Stored entries:
▬▬▬
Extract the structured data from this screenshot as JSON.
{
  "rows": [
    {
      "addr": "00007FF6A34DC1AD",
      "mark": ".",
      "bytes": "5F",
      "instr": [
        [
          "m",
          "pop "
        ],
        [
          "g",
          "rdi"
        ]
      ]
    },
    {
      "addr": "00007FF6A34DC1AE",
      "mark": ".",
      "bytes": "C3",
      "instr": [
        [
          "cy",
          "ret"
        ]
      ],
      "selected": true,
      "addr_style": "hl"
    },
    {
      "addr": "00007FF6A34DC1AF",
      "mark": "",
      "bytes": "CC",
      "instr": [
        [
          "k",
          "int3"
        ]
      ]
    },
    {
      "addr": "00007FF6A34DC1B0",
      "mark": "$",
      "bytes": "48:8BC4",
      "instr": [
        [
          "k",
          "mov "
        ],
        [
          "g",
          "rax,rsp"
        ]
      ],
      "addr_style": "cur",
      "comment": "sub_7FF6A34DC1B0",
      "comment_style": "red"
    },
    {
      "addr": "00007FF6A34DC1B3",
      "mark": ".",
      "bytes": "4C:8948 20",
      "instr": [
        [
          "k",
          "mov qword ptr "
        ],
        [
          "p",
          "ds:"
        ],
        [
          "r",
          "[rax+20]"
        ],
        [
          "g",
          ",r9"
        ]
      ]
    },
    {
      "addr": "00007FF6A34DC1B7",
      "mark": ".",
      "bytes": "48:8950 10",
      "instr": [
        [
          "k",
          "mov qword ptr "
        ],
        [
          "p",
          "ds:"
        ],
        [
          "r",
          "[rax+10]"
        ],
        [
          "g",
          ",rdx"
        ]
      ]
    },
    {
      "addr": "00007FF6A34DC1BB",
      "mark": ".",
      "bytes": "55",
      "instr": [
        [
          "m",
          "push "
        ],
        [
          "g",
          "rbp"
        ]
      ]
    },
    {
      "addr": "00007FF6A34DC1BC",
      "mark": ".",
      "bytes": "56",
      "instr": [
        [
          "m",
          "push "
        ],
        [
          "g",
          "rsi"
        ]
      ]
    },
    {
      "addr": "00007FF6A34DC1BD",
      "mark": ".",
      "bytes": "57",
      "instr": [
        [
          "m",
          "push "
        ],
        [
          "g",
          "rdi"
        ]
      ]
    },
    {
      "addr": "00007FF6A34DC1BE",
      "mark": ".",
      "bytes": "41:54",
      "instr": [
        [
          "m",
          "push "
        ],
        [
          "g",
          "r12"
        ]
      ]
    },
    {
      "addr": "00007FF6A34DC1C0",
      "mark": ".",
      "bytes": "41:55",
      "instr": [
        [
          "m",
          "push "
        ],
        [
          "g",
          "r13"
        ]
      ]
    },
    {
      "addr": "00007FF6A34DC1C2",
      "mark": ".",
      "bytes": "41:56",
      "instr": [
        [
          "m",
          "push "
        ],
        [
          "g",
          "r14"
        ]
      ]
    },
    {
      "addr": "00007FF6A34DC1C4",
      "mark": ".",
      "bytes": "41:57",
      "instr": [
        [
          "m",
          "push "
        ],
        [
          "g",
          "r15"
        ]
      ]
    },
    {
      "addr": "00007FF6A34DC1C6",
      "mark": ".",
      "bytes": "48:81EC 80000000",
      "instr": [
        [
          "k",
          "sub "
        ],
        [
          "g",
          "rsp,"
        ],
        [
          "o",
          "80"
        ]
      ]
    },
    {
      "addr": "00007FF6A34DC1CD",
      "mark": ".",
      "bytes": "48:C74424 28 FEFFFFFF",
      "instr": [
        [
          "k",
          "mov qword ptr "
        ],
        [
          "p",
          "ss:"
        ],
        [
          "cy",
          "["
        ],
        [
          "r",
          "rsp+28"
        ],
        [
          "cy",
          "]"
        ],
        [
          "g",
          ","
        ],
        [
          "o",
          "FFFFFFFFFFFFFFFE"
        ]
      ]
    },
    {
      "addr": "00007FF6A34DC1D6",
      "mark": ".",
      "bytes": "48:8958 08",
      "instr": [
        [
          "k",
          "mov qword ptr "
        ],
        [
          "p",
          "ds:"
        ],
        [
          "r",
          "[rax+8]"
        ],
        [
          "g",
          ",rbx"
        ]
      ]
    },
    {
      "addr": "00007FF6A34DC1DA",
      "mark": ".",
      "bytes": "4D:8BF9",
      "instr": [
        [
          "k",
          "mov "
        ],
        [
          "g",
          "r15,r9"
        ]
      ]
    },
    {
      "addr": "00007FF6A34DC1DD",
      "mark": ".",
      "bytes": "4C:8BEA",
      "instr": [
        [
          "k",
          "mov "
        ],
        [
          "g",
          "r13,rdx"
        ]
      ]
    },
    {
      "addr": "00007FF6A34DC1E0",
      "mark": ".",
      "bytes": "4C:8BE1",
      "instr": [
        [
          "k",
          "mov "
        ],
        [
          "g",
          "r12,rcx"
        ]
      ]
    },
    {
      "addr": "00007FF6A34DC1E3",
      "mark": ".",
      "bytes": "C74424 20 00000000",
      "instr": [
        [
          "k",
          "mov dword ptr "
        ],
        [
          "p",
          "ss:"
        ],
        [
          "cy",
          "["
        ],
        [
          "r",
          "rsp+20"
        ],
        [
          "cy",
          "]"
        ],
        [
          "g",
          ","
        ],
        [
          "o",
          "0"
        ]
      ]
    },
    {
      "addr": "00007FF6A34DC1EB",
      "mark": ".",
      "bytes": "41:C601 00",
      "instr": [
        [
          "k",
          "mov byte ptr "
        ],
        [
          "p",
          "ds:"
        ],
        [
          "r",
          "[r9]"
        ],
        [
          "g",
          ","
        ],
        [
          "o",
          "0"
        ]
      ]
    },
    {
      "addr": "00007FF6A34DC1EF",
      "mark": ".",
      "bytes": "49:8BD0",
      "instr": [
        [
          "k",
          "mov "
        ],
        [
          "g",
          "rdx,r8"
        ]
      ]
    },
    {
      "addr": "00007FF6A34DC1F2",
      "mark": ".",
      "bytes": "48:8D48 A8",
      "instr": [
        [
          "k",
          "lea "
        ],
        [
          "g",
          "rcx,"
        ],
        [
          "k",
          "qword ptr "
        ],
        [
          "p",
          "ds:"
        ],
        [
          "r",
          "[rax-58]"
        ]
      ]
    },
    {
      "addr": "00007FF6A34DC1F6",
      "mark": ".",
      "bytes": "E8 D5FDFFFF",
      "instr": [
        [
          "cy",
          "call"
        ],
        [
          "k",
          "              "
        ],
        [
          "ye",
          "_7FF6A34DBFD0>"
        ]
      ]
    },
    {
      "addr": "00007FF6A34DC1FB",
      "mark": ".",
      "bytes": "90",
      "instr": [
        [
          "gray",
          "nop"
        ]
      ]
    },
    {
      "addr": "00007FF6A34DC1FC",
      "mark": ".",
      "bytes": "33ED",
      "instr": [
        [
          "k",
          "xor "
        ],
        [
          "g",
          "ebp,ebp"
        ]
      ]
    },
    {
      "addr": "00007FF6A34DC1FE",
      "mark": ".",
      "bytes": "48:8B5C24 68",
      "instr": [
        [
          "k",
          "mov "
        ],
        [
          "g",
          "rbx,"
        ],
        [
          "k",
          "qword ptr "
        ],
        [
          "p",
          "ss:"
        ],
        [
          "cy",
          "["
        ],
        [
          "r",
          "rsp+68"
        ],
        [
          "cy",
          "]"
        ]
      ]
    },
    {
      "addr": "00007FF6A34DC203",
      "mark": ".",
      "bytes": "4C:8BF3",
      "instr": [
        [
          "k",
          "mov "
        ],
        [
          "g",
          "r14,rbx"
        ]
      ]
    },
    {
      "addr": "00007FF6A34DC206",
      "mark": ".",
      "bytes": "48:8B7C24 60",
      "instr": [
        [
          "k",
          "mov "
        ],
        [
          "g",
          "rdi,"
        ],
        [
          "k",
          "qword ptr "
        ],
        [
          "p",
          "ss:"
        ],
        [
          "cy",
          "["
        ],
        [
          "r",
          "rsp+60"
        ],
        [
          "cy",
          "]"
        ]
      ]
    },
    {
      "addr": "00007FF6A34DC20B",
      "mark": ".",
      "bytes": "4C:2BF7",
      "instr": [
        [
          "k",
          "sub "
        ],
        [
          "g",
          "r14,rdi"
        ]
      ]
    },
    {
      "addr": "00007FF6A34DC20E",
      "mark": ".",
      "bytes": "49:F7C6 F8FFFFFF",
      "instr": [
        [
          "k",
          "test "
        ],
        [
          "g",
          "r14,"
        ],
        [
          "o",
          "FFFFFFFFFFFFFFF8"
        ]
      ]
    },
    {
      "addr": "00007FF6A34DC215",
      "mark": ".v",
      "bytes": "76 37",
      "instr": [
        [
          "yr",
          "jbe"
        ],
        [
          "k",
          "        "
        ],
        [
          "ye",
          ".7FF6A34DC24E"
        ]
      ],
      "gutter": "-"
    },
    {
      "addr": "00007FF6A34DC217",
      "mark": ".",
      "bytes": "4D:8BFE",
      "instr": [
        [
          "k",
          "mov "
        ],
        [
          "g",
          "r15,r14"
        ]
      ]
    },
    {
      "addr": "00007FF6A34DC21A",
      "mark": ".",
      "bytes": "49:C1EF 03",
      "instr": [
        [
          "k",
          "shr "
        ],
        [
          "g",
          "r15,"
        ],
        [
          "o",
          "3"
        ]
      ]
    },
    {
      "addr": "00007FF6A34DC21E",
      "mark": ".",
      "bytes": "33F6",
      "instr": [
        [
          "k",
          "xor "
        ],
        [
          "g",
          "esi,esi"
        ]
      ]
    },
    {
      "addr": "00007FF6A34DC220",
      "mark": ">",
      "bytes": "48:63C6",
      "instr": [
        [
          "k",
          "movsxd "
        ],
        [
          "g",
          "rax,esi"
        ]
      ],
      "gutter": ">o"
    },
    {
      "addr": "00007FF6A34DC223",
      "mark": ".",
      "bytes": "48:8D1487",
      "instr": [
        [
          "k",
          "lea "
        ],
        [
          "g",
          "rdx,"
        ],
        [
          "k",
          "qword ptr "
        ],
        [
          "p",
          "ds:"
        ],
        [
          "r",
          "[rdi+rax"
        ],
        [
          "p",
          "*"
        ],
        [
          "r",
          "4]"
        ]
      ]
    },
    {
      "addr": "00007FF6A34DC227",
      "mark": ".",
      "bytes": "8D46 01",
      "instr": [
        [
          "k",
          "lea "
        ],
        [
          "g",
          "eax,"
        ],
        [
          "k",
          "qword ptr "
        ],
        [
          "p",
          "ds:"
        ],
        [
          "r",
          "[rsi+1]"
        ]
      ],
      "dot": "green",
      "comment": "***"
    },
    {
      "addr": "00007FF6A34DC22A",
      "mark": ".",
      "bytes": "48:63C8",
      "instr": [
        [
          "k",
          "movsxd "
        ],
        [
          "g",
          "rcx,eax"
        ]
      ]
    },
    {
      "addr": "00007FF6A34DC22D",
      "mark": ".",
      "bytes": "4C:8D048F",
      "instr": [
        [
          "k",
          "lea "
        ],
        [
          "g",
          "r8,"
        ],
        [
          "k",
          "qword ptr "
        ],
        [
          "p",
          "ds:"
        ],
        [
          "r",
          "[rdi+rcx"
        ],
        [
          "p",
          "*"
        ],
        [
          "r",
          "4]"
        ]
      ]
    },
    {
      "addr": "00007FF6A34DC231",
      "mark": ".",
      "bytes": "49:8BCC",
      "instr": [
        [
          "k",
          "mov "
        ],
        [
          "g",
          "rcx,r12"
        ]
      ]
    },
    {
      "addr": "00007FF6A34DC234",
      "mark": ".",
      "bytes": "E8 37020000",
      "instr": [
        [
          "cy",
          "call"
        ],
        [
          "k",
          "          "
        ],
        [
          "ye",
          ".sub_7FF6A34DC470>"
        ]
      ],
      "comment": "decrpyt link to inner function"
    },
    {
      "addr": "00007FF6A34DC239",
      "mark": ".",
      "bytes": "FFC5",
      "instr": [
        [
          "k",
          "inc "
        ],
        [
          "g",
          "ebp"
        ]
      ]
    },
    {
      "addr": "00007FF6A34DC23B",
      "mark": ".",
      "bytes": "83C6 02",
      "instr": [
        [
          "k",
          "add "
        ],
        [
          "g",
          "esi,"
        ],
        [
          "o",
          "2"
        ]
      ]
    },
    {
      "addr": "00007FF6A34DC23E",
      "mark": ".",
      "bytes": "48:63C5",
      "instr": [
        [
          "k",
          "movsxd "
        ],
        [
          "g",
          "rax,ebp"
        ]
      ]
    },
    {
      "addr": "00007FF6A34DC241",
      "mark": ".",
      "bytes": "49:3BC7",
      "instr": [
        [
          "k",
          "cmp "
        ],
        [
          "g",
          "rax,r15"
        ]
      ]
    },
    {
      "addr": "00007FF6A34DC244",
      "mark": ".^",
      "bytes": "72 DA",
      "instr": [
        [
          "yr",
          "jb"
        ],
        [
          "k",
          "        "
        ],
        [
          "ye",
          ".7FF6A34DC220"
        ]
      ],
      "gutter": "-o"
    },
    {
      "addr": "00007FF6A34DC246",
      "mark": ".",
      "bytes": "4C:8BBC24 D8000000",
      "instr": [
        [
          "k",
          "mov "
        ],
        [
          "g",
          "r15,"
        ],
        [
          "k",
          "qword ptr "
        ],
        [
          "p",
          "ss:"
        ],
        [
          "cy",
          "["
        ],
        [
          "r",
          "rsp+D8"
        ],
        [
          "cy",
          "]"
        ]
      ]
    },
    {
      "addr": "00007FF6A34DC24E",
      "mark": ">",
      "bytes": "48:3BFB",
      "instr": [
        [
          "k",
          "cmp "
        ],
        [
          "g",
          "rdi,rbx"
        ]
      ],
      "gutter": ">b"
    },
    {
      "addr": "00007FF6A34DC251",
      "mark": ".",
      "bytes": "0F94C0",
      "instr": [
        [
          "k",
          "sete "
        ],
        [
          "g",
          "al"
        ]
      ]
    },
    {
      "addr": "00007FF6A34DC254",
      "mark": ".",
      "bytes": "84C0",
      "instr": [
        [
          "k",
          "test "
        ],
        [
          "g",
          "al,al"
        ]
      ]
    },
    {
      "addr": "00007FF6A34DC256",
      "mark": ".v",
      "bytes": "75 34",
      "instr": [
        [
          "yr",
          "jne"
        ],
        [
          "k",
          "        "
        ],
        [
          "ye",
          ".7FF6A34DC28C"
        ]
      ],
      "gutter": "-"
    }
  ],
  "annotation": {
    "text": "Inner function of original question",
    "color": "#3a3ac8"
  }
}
▬▬▬
GOAL: Tally the lines of the material above that contain the word "gutter" and report the total alone.

WRITTEN SOLUTION: 5